Lines of data:
▬▬▬
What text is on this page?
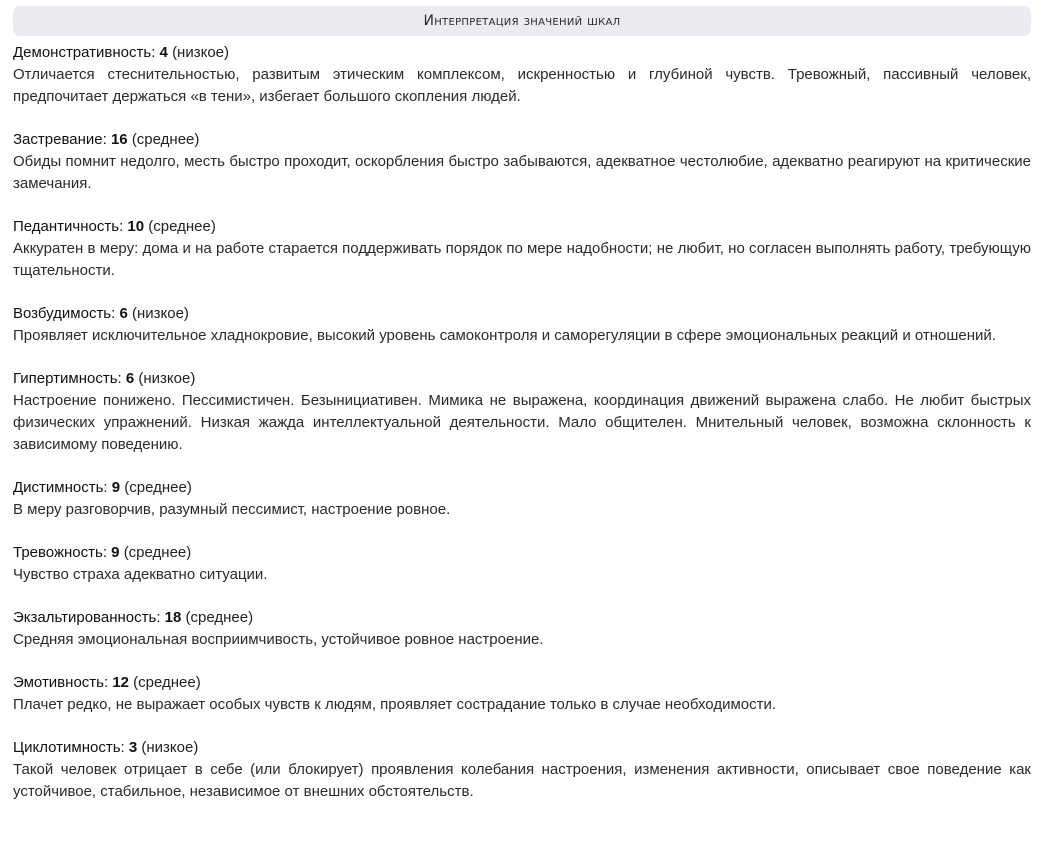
Интерпретация значений шкал
Демонстративность: 4 (низкое)
Отличается стеснительностью, развитым этическим комплексом, искренностью и глубиной чувств. Тревожный, пассивный человек, предпочитает держаться «в тени», избегает большого скопления людей.
Застревание: 16 (среднее)
Обиды помнит недолго, месть быстро проходит, оскорбления быстро забываются, адекватное честолюбие, адекватно реагируют на критические замечания.
Педантичность: 10 (среднее)
Аккуратен в меру: дома и на работе старается поддерживать порядок по мере надобности; не любит, но согласен выполнять работу, требующую тщательности.
Возбудимость: 6 (низкое)
Проявляет исключительное хладнокровие, высокий уровень самоконтроля и саморегуляции в сфере эмоциональных реакций и отношений.
Гипертимность: 6 (низкое)
Настроение понижено. Пессимистичен. Безынициативен. Мимика не выражена, координация движений выражена слабо. Не любит быстрых физических упражнений. Низкая жажда интеллектуальной деятельности. Мало общителен. Мнительный человек, возможна склонность к зависимому поведению.
Дистимность: 9 (среднее)
В меру разговорчив, разумный пессимист, настроение ровное.
Тревожность: 9 (среднее)
Чувство страха адекватно ситуации.
Экзальтированность: 18 (среднее)
Средняя эмоциональная восприимчивость, устойчивое ровное настроение.
Эмотивность: 12 (среднее)
Плачет редко, не выражает особых чувств к людям, проявляет сострадание только в случае необходимости.
Циклотимность: 3 (низкое)
Такой человек отрицает в себе (или блокирует) проявления колебания настроения, изменения активности, описывает свое поведение как устойчивое, стабильное, независимое от внешних обстоятельств.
▬▬▬
Exercise:
Your answer should be a single number: how many lines of the material contain the word "среднее".

Task response:
6